[Layout element entries]
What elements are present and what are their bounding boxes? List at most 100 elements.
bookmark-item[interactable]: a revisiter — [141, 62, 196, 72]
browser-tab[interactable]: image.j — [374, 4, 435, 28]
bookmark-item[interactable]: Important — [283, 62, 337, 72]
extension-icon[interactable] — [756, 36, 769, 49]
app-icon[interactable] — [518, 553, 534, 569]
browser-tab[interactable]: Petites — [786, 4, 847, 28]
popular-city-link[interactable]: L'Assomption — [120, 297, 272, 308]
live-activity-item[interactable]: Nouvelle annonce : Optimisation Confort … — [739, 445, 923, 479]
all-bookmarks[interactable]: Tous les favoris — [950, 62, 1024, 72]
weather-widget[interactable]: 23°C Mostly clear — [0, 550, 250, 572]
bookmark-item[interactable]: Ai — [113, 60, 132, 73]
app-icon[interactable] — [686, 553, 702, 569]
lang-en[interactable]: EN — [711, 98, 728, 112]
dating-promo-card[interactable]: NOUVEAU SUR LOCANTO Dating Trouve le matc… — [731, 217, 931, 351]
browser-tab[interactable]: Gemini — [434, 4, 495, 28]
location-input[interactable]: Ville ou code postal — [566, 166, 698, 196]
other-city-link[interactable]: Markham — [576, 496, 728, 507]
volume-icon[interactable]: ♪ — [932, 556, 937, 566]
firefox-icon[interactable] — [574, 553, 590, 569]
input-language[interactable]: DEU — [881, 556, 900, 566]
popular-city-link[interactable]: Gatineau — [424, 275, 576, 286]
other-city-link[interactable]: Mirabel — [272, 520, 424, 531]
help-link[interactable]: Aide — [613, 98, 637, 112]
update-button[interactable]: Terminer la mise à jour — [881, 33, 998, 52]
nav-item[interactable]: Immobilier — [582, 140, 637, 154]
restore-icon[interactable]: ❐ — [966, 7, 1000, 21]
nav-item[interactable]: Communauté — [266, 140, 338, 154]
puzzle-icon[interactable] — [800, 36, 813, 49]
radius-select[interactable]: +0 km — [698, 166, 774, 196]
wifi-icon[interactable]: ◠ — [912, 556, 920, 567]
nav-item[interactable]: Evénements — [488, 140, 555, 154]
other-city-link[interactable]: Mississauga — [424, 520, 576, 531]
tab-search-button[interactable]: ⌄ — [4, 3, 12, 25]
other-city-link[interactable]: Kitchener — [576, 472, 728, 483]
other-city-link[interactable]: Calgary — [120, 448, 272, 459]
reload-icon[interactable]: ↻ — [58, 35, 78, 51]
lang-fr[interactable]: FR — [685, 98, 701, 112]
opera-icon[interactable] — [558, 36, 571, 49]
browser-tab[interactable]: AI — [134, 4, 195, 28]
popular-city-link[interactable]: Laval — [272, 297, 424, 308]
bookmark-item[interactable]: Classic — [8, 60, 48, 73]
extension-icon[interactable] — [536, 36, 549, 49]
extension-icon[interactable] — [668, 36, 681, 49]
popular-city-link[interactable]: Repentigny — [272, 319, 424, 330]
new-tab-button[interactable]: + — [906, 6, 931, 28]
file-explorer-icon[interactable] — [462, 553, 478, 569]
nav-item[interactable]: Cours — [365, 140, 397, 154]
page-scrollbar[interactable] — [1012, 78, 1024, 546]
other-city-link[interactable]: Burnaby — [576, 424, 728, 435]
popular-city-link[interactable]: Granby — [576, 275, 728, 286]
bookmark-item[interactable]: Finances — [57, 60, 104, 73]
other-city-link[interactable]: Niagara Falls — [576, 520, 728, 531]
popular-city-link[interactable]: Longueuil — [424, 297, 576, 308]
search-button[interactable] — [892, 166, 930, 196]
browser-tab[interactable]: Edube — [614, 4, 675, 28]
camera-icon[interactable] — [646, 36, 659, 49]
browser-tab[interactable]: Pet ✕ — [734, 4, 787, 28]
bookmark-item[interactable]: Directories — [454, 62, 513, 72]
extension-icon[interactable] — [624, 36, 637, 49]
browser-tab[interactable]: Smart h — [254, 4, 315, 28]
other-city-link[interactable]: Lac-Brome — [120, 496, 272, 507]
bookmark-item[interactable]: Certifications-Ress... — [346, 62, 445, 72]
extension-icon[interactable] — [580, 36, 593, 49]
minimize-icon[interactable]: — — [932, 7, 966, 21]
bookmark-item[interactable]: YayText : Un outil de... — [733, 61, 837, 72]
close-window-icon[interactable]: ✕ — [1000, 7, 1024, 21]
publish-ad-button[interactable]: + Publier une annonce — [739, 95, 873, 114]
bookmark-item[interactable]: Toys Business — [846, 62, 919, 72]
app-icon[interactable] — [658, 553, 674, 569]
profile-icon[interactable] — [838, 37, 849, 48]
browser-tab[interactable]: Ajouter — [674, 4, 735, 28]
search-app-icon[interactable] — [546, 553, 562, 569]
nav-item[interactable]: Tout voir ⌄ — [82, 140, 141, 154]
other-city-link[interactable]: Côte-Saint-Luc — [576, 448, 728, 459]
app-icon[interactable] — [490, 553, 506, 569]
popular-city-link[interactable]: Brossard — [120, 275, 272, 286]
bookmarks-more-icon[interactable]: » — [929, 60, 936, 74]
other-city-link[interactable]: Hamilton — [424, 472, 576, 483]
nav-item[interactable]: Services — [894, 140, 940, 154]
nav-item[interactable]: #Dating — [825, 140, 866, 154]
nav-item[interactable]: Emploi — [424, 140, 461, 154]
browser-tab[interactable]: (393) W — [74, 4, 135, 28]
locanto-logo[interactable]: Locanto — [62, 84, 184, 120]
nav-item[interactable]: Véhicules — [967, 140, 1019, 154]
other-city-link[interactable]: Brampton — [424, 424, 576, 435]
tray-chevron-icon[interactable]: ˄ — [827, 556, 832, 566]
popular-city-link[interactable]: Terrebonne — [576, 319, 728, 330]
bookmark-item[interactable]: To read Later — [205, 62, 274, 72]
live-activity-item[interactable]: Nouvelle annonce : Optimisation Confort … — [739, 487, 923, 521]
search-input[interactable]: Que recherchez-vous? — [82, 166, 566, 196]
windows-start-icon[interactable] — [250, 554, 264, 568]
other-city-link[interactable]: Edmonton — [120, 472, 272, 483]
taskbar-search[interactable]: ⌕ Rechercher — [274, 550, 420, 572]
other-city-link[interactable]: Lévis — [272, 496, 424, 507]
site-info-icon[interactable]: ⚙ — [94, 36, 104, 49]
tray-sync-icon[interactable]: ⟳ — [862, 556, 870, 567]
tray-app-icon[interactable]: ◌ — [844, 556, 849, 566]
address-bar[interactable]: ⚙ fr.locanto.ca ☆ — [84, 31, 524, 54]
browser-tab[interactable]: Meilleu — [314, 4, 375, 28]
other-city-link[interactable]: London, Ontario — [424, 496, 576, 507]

EXERCISE GOAL
Reproduce these lines of the listing verbatim, from start to finish.

TASK ANSWER
What elements are present and what are their bounding boxes? List at most 100 elements.
bookmark-item[interactable]: a revisiter — [141, 62, 196, 72]
browser-tab[interactable]: image.j — [374, 4, 435, 28]
bookmark-item[interactable]: Important — [283, 62, 337, 72]
extension-icon[interactable] — [756, 36, 769, 49]
app-icon[interactable] — [518, 553, 534, 569]
browser-tab[interactable]: Petites — [786, 4, 847, 28]
popular-city-link[interactable]: L'Assomption — [120, 297, 272, 308]
live-activity-item[interactable]: Nouvelle annonce : Optimisation Confort … — [739, 445, 923, 479]
all-bookmarks[interactable]: Tous les favoris — [950, 62, 1024, 72]
weather-widget[interactable]: 23°C Mostly clear — [0, 550, 250, 572]
bookmark-item[interactable]: Ai — [113, 60, 132, 73]
app-icon[interactable] — [686, 553, 702, 569]
lang-en[interactable]: EN — [711, 98, 728, 112]
dating-promo-card[interactable]: NOUVEAU SUR LOCANTO Dating Trouve le matc… — [731, 217, 931, 351]
browser-tab[interactable]: Gemini — [434, 4, 495, 28]
location-input[interactable]: Ville ou code postal — [566, 166, 698, 196]
other-city-link[interactable]: Markham — [576, 496, 728, 507]
volume-icon[interactable]: ♪ — [932, 556, 937, 566]
firefox-icon[interactable] — [574, 553, 590, 569]
input-language[interactable]: DEU — [881, 556, 900, 566]
popular-city-link[interactable]: Gatineau — [424, 275, 576, 286]
other-city-link[interactable]: Mirabel — [272, 520, 424, 531]
help-link[interactable]: Aide — [613, 98, 637, 112]
update-button[interactable]: Terminer la mise à jour — [881, 33, 998, 52]
nav-item[interactable]: Immobilier — [582, 140, 637, 154]
restore-icon[interactable]: ❐ — [966, 7, 1000, 21]
nav-item[interactable]: Communauté — [266, 140, 338, 154]
puzzle-icon[interactable] — [800, 36, 813, 49]
radius-select[interactable]: +0 km — [698, 166, 774, 196]
wifi-icon[interactable]: ◠ — [912, 556, 920, 567]
nav-item[interactable]: Evénements — [488, 140, 555, 154]
other-city-link[interactable]: Mississauga — [424, 520, 576, 531]
tab-search-button[interactable]: ⌄ — [4, 3, 12, 25]
other-city-link[interactable]: Kitchener — [576, 472, 728, 483]
other-city-link[interactable]: Calgary — [120, 448, 272, 459]
reload-icon[interactable]: ↻ — [58, 35, 78, 51]
lang-fr[interactable]: FR — [685, 98, 701, 112]
opera-icon[interactable] — [558, 36, 571, 49]
browser-tab[interactable]: AI — [134, 4, 195, 28]
popular-city-link[interactable]: Laval — [272, 297, 424, 308]
bookmark-item[interactable]: Classic — [8, 60, 48, 73]
extension-icon[interactable] — [536, 36, 549, 49]
extension-icon[interactable] — [668, 36, 681, 49]
popular-city-link[interactable]: Repentigny — [272, 319, 424, 330]
new-tab-button[interactable]: + — [906, 6, 931, 28]
file-explorer-icon[interactable] — [462, 553, 478, 569]
nav-item[interactable]: Cours — [365, 140, 397, 154]
page-scrollbar[interactable] — [1012, 78, 1024, 546]
other-city-link[interactable]: Burnaby — [576, 424, 728, 435]
popular-city-link[interactable]: Granby — [576, 275, 728, 286]
bookmark-item[interactable]: Finances — [57, 60, 104, 73]
other-city-link[interactable]: Niagara Falls — [576, 520, 728, 531]
popular-city-link[interactable]: Longueuil — [424, 297, 576, 308]
search-button[interactable] — [892, 166, 930, 196]
browser-tab[interactable]: Edube — [614, 4, 675, 28]
camera-icon[interactable] — [646, 36, 659, 49]
browser-tab[interactable]: Pet ✕ — [734, 4, 787, 28]
bookmark-item[interactable]: Directories — [454, 62, 513, 72]
extension-icon[interactable] — [624, 36, 637, 49]
browser-tab[interactable]: Smart h — [254, 4, 315, 28]
other-city-link[interactable]: Lac-Brome — [120, 496, 272, 507]
bookmark-item[interactable]: Certifications-Ress... — [346, 62, 445, 72]
extension-icon[interactable] — [580, 36, 593, 49]
minimize-icon[interactable]: — — [932, 7, 966, 21]
bookmark-item[interactable]: YayText : Un outil de... — [733, 61, 837, 72]
close-window-icon[interactable]: ✕ — [1000, 7, 1024, 21]
publish-ad-button[interactable]: + Publier une annonce — [739, 95, 873, 114]
bookmark-item[interactable]: Toys Business — [846, 62, 919, 72]
app-icon[interactable] — [658, 553, 674, 569]
profile-icon[interactable] — [838, 37, 849, 48]
browser-tab[interactable]: Ajouter — [674, 4, 735, 28]
search-app-icon[interactable] — [546, 553, 562, 569]
nav-item[interactable]: Tout voir ⌄ — [82, 140, 141, 154]
other-city-link[interactable]: Côte-Saint-Luc — [576, 448, 728, 459]
app-icon[interactable] — [490, 553, 506, 569]
popular-city-link[interactable]: Brossard — [120, 275, 272, 286]
bookmarks-more-icon[interactable]: » — [929, 60, 936, 74]
other-city-link[interactable]: Hamilton — [424, 472, 576, 483]
nav-item[interactable]: Services — [894, 140, 940, 154]
nav-item[interactable]: #Dating — [825, 140, 866, 154]
nav-item[interactable]: Emploi — [424, 140, 461, 154]
browser-tab[interactable]: (393) W — [74, 4, 135, 28]
locanto-logo[interactable]: Locanto — [62, 84, 184, 120]
nav-item[interactable]: Véhicules — [967, 140, 1019, 154]
other-city-link[interactable]: Brampton — [424, 424, 576, 435]
tray-chevron-icon[interactable]: ˄ — [827, 556, 832, 566]
popular-city-link[interactable]: Terrebonne — [576, 319, 728, 330]
bookmark-item[interactable]: To read Later — [205, 62, 274, 72]
live-activity-item[interactable]: Nouvelle annonce : Optimisation Confort … — [739, 487, 923, 521]
search-input[interactable]: Que recherchez-vous? — [82, 166, 566, 196]
windows-start-icon[interactable] — [250, 554, 264, 568]
other-city-link[interactable]: Edmonton — [120, 472, 272, 483]
taskbar-search[interactable]: ⌕ Rechercher — [274, 550, 420, 572]
other-city-link[interactable]: Lévis — [272, 496, 424, 507]
site-info-icon[interactable]: ⚙ — [94, 36, 104, 49]
tray-sync-icon[interactable]: ⟳ — [862, 556, 870, 567]
tray-app-icon[interactable]: ◌ — [844, 556, 849, 566]
address-bar[interactable]: ⚙ fr.locanto.ca ☆ — [84, 31, 524, 54]
browser-tab[interactable]: Meilleu — [314, 4, 375, 28]
other-city-link[interactable]: London, Ontario — [424, 496, 576, 507]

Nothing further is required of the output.